Rows from a dataset:

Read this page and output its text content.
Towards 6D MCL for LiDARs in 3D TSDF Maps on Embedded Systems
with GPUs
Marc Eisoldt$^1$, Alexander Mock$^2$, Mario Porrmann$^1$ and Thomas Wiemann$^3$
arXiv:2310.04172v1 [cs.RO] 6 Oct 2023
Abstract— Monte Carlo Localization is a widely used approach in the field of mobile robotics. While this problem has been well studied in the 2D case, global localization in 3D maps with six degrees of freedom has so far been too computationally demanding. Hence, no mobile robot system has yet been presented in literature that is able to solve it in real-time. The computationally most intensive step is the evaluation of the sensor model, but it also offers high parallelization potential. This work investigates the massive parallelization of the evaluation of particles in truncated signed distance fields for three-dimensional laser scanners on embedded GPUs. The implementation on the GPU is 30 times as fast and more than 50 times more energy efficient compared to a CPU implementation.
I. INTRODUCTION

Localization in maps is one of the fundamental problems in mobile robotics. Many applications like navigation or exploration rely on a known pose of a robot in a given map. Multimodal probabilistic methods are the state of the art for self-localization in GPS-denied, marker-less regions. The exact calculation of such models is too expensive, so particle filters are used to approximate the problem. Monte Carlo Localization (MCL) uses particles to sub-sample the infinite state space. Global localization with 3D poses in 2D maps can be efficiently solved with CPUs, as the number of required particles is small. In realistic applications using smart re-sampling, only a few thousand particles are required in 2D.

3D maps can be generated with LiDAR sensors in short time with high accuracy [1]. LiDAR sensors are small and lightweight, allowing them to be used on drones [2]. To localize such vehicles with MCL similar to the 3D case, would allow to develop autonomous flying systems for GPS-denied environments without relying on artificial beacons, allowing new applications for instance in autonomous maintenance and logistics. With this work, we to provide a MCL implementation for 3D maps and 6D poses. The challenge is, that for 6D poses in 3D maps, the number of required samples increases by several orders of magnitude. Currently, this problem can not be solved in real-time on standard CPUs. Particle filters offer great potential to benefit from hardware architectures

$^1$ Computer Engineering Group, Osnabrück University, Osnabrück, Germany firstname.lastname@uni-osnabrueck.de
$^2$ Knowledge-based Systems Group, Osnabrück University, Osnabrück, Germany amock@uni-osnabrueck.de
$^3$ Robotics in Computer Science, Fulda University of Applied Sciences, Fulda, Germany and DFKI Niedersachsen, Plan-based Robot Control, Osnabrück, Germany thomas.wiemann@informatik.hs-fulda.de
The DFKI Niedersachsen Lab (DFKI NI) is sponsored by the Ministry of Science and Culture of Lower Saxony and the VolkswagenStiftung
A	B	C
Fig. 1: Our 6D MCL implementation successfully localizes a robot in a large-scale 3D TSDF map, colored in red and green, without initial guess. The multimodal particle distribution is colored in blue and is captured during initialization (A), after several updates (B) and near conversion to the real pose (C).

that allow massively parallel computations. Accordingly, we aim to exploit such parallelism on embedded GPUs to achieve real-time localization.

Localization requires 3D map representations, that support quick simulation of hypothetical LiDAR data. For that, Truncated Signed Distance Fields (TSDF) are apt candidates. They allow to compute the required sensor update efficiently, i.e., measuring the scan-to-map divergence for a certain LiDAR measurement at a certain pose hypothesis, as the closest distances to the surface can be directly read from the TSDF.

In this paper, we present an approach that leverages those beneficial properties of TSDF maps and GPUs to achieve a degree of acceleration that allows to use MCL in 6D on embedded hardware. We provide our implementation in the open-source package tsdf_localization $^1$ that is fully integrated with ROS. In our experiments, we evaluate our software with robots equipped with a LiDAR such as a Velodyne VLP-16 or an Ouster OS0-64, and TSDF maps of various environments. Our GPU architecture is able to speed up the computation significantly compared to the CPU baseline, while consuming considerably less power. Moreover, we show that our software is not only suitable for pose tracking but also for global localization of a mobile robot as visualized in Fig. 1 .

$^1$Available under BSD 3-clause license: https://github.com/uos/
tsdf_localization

• [Exercise goal]: Search the records above for "Group". Copy each line where it is found.

• [Solution for this task]:
$^1$ Computer Engineering Group, Osnabrück University, Osnabrück, Germany firstname.lastname@uni-osnabrueck.de
$^2$ Knowledge-based Systems Group, Osnabrück University, Osnabrück, Germany amock@uni-osnabrueck.de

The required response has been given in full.